Given data:
# # # # # # #

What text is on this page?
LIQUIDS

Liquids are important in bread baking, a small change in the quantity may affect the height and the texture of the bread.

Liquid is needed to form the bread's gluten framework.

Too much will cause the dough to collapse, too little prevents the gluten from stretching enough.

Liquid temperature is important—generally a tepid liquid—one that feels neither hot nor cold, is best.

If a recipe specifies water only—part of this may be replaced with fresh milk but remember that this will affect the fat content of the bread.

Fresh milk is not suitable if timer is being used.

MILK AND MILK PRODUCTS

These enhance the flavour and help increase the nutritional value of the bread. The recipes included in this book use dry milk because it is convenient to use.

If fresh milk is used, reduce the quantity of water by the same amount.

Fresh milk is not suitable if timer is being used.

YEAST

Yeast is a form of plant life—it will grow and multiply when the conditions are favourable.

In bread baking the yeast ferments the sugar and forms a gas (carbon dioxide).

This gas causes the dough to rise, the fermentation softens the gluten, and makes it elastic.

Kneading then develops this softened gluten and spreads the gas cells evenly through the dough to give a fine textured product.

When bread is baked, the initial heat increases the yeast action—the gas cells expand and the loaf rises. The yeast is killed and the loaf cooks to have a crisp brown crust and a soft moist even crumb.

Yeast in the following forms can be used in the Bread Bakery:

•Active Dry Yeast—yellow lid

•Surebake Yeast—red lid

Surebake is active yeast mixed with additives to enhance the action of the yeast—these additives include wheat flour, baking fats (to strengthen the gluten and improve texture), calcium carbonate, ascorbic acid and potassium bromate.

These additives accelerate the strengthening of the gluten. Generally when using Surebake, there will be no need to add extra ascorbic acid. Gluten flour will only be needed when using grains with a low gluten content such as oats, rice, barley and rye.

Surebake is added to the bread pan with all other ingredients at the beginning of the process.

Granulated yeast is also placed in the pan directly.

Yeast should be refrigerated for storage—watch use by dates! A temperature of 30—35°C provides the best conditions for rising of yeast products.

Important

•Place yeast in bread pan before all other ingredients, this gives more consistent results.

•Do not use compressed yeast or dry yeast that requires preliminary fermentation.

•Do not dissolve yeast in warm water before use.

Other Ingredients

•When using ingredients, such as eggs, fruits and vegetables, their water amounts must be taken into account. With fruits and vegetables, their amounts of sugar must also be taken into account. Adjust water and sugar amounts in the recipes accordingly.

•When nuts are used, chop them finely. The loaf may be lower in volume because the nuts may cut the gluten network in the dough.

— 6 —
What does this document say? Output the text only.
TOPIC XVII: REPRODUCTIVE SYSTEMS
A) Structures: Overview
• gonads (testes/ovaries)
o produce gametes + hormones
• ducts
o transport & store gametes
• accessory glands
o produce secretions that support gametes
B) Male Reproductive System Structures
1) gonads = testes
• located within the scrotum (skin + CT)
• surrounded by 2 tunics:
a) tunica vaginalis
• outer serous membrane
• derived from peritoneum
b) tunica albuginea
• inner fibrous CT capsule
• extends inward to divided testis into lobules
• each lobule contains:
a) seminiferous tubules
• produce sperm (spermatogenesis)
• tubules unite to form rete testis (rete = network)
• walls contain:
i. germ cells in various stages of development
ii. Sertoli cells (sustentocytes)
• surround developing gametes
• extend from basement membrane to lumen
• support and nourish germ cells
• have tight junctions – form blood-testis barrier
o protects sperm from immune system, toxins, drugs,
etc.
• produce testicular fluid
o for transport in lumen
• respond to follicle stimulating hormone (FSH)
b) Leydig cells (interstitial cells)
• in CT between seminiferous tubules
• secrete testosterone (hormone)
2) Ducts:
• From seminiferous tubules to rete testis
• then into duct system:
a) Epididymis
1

# # # # # # #

Brief: An answer is complete only when it holds every line above containing the string "gonads".

Exercise answer:
• gonads (testes/ovaries)
1) gonads = testes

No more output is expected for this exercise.